# Request
List each line of the data that holds the string "copy".

Stored records
— start —
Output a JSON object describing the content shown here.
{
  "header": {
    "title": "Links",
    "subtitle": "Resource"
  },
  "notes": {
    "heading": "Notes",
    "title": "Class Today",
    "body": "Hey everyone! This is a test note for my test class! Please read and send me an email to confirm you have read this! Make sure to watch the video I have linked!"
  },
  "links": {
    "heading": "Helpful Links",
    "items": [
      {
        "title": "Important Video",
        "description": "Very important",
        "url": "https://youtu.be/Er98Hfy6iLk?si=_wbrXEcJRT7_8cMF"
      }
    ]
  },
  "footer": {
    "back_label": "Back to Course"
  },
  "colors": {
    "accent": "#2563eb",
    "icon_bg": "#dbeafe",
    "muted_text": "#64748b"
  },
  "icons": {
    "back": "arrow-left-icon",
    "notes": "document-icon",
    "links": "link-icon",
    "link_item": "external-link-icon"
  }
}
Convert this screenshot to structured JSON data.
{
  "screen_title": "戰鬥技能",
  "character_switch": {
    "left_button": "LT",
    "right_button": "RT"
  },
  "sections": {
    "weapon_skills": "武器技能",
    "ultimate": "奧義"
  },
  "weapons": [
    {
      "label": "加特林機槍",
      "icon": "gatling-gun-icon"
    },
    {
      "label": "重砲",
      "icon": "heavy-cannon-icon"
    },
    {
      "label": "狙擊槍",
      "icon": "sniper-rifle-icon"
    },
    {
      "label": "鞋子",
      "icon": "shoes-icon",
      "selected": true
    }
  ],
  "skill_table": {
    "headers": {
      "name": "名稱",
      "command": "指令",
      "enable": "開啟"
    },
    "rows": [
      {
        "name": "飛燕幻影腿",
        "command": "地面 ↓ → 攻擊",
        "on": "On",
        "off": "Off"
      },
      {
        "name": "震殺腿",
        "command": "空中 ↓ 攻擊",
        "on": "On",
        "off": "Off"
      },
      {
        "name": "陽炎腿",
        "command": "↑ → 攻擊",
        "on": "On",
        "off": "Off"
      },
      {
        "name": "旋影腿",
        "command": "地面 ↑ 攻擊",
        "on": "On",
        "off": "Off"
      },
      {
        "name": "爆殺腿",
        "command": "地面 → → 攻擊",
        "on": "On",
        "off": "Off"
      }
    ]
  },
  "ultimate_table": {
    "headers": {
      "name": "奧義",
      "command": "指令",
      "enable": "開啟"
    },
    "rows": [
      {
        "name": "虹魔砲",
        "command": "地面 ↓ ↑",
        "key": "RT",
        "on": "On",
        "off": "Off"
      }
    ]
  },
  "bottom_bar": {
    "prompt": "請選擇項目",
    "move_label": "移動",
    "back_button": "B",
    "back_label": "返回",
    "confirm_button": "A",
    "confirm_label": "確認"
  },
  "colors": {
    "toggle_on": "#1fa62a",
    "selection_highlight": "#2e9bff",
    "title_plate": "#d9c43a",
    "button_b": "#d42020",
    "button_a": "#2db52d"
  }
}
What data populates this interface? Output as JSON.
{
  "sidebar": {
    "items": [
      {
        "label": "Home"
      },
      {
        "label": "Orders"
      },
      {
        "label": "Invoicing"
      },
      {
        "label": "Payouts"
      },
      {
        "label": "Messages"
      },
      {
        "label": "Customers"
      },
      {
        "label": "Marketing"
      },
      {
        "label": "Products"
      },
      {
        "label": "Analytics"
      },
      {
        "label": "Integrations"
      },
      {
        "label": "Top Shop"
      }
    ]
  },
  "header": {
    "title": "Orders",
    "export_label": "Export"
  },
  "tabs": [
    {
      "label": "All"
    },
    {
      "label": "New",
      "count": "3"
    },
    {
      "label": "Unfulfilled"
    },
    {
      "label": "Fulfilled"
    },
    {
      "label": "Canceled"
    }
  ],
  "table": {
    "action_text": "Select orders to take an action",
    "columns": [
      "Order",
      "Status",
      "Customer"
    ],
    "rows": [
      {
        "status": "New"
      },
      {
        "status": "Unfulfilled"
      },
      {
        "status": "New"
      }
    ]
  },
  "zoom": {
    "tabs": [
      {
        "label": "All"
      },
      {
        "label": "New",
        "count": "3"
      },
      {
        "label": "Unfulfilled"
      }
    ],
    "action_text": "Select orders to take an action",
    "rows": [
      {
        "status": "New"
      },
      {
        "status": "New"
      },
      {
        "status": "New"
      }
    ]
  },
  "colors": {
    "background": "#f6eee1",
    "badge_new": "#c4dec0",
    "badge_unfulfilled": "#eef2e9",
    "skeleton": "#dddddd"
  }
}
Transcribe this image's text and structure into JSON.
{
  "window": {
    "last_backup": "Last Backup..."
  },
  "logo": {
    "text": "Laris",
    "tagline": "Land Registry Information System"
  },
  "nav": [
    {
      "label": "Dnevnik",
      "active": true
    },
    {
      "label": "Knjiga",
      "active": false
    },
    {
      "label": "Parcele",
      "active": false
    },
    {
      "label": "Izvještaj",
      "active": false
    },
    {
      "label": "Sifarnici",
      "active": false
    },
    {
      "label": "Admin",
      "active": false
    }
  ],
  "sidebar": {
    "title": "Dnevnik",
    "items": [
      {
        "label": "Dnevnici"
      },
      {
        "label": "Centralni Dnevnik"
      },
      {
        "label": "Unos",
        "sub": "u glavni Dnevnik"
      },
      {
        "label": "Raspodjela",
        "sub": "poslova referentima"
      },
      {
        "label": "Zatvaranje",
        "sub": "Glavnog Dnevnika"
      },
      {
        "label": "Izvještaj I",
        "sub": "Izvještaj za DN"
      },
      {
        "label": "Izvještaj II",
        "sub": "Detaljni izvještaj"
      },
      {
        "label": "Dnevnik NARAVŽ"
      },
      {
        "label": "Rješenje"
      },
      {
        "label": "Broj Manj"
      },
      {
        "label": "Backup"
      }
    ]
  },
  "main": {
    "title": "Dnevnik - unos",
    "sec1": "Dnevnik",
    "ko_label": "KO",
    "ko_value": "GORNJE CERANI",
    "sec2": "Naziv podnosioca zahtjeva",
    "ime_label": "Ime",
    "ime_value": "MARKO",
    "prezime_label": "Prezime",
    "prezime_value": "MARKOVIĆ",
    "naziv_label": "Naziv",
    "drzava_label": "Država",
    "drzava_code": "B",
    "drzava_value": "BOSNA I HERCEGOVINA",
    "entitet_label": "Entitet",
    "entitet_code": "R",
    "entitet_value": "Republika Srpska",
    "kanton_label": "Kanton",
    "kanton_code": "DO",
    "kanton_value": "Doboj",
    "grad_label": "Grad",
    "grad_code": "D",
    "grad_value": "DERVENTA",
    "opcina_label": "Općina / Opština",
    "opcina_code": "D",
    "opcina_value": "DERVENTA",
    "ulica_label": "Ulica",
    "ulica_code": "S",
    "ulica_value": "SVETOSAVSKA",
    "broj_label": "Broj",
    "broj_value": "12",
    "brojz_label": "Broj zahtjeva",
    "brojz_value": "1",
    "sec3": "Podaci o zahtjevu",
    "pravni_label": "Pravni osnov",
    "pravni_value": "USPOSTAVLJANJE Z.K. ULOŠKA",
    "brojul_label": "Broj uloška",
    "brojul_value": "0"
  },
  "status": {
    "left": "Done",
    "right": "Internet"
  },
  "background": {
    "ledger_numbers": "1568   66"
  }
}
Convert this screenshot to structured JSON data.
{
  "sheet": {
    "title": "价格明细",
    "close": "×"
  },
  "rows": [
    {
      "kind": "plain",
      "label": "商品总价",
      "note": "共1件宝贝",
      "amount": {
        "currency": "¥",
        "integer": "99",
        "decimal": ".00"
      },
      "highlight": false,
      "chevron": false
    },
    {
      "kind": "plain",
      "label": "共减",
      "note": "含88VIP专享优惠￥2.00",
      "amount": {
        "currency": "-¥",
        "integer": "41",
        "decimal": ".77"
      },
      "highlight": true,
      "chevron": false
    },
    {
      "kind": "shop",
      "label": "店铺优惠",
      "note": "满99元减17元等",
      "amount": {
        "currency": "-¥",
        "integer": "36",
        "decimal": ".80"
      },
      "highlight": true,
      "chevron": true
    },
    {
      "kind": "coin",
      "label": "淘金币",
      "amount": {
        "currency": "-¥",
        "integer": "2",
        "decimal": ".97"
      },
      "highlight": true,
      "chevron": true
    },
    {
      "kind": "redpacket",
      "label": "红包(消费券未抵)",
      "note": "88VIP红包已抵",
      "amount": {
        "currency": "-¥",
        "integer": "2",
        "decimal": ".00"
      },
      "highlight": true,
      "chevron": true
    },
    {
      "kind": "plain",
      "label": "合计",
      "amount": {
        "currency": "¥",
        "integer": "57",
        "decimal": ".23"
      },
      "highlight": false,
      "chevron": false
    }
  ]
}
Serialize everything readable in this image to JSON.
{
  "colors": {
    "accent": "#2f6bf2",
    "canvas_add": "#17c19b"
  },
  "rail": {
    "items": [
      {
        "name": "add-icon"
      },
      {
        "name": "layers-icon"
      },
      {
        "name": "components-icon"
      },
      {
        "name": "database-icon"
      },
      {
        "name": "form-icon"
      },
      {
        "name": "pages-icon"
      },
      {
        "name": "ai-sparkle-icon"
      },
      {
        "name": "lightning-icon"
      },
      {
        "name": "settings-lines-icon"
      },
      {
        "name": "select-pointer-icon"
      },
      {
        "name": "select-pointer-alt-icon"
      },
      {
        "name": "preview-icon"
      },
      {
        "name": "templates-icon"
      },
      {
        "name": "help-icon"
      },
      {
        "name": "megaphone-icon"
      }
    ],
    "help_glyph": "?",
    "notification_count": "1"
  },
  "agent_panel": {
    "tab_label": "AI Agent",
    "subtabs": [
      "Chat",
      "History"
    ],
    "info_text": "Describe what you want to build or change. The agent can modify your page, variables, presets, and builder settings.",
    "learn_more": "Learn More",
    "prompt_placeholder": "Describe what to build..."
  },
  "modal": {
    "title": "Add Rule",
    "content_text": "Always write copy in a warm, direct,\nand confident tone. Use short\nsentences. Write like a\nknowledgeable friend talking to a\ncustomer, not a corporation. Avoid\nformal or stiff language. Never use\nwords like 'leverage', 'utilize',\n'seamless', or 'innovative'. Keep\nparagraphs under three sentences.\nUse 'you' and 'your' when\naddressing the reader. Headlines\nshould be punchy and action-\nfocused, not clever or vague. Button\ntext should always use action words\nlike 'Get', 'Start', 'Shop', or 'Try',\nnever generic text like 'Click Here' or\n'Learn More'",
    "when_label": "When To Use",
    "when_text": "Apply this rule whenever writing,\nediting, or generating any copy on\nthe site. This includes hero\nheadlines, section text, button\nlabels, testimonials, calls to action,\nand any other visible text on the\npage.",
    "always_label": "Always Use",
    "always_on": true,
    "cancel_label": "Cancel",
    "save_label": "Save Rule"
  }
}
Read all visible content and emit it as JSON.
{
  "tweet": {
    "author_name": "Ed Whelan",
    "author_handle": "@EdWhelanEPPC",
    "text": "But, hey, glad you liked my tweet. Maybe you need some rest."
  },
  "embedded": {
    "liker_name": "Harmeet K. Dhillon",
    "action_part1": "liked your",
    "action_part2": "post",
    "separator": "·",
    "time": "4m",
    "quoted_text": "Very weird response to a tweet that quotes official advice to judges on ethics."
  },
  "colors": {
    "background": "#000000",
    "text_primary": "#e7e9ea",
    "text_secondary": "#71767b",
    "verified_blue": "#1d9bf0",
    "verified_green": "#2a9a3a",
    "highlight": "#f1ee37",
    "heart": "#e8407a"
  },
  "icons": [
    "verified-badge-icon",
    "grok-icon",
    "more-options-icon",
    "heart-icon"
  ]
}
— end —
# Output of the exercise
    "content_text": "Always write copy in a warm, direct,\nand confident tone. Use short\nsentences. Write like a\nknowledgeable friend talking to a\ncustomer, not a corporation. Avoid\nformal or stiff language. Never use\nwords like 'leverage', 'utilize',\n'seamless', or 'innovative'. Keep\nparagraphs under three sentences.\nUse 'you' and 'your' when\naddressing the reader. Headlines\nshould be punchy and action-\nfocused, not clever or vague. Button\ntext should always use action words\nlike 'Get', 'Start', 'Shop', or 'Try',\nnever generic text like 'Click Here' or\n'Learn More'",
    "when_text": "Apply this rule whenever writing,\nediting, or generating any copy on\nthe site. This includes hero\nheadlines, section text, button\nlabels, testimonials, calls to action,\nand any other visible text on the\npage.",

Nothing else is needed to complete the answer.